Records contained in a dataset:
• • • •

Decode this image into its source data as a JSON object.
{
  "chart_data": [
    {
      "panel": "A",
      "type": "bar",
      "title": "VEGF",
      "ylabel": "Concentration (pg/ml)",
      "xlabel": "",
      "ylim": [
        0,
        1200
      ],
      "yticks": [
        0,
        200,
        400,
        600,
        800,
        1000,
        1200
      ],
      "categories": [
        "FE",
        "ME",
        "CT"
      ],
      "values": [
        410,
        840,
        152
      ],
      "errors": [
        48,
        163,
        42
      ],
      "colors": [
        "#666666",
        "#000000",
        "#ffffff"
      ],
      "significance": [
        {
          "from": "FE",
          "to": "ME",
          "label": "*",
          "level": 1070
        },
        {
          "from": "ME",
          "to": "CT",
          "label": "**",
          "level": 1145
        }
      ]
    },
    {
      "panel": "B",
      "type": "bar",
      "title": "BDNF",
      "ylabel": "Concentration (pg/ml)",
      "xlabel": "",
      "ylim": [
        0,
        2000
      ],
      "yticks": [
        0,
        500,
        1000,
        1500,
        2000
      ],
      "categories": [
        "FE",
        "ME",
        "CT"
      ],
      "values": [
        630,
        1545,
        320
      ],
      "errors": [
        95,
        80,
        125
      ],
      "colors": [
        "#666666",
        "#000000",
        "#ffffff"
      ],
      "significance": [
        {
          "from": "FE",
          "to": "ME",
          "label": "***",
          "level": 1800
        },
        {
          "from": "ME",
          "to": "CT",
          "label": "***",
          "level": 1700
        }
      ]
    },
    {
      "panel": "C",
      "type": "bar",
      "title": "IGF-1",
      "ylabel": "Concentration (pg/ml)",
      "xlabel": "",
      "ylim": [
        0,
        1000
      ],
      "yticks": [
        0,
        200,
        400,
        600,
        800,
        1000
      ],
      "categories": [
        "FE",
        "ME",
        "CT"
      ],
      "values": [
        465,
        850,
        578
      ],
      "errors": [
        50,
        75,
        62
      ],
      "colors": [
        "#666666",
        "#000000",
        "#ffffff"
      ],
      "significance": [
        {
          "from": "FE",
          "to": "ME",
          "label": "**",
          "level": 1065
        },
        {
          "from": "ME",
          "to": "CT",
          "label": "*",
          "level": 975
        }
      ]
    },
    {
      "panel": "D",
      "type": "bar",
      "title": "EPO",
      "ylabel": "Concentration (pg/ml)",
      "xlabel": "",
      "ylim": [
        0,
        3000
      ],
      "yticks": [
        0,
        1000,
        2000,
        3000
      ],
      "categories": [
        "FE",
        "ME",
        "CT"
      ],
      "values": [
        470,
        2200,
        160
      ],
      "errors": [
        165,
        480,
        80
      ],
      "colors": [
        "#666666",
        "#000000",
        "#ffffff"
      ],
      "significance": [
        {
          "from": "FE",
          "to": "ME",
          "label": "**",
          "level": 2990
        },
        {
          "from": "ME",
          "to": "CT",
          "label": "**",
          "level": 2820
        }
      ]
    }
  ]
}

• • • •

* [Required task]
Take the lines above and retype all of them exactly.

* [Written solution]
Decode this image into its source data as a JSON object.
{
  "chart_data": [
    {
      "panel": "A",
      "type": "bar",
      "title": "VEGF",
      "ylabel": "Concentration (pg/ml)",
      "xlabel": "",
      "ylim": [
        0,
        1200
      ],
      "yticks": [
        0,
        200,
        400,
        600,
        800,
        1000,
        1200
      ],
      "categories": [
        "FE",
        "ME",
        "CT"
      ],
      "values": [
        410,
        840,
        152
      ],
      "errors": [
        48,
        163,
        42
      ],
      "colors": [
        "#666666",
        "#000000",
        "#ffffff"
      ],
      "significance": [
        {
          "from": "FE",
          "to": "ME",
          "label": "*",
          "level": 1070
        },
        {
          "from": "ME",
          "to": "CT",
          "label": "**",
          "level": 1145
        }
      ]
    },
    {
      "panel": "B",
      "type": "bar",
      "title": "BDNF",
      "ylabel": "Concentration (pg/ml)",
      "xlabel": "",
      "ylim": [
        0,
        2000
      ],
      "yticks": [
        0,
        500,
        1000,
        1500,
        2000
      ],
      "categories": [
        "FE",
        "ME",
        "CT"
      ],
      "values": [
        630,
        1545,
        320
      ],
      "errors": [
        95,
        80,
        125
      ],
      "colors": [
        "#666666",
        "#000000",
        "#ffffff"
      ],
      "significance": [
        {
          "from": "FE",
          "to": "ME",
          "label": "***",
          "level": 1800
        },
        {
          "from": "ME",
          "to": "CT",
          "label": "***",
          "level": 1700
        }
      ]
    },
    {
      "panel": "C",
      "type": "bar",
      "title": "IGF-1",
      "ylabel": "Concentration (pg/ml)",
      "xlabel": "",
      "ylim": [
        0,
        1000
      ],
      "yticks": [
        0,
        200,
        400,
        600,
        800,
        1000
      ],
      "categories": [
        "FE",
        "ME",
        "CT"
      ],
      "values": [
        465,
        850,
        578
      ],
      "errors": [
        50,
        75,
        62
      ],
      "colors": [
        "#666666",
        "#000000",
        "#ffffff"
      ],
      "significance": [
        {
          "from": "FE",
          "to": "ME",
          "label": "**",
          "level": 1065
        },
        {
          "from": "ME",
          "to": "CT",
          "label": "*",
          "level": 975
        }
      ]
    },
    {
      "panel": "D",
      "type": "bar",
      "title": "EPO",
      "ylabel": "Concentration (pg/ml)",
      "xlabel": "",
      "ylim": [
        0,
        3000
      ],
      "yticks": [
        0,
        1000,
        2000,
        3000
      ],
      "categories": [
        "FE",
        "ME",
        "CT"
      ],
      "values": [
        470,
        2200,
        160
      ],
      "errors": [
        165,
        480,
        80
      ],
      "colors": [
        "#666666",
        "#000000",
        "#ffffff"
      ],
      "significance": [
        {
          "from": "FE",
          "to": "ME",
          "label": "**",
          "level": 2990
        },
        {
          "from": "ME",
          "to": "CT",
          "label": "**",
          "level": 2820
        }
      ]
    }
  ]
}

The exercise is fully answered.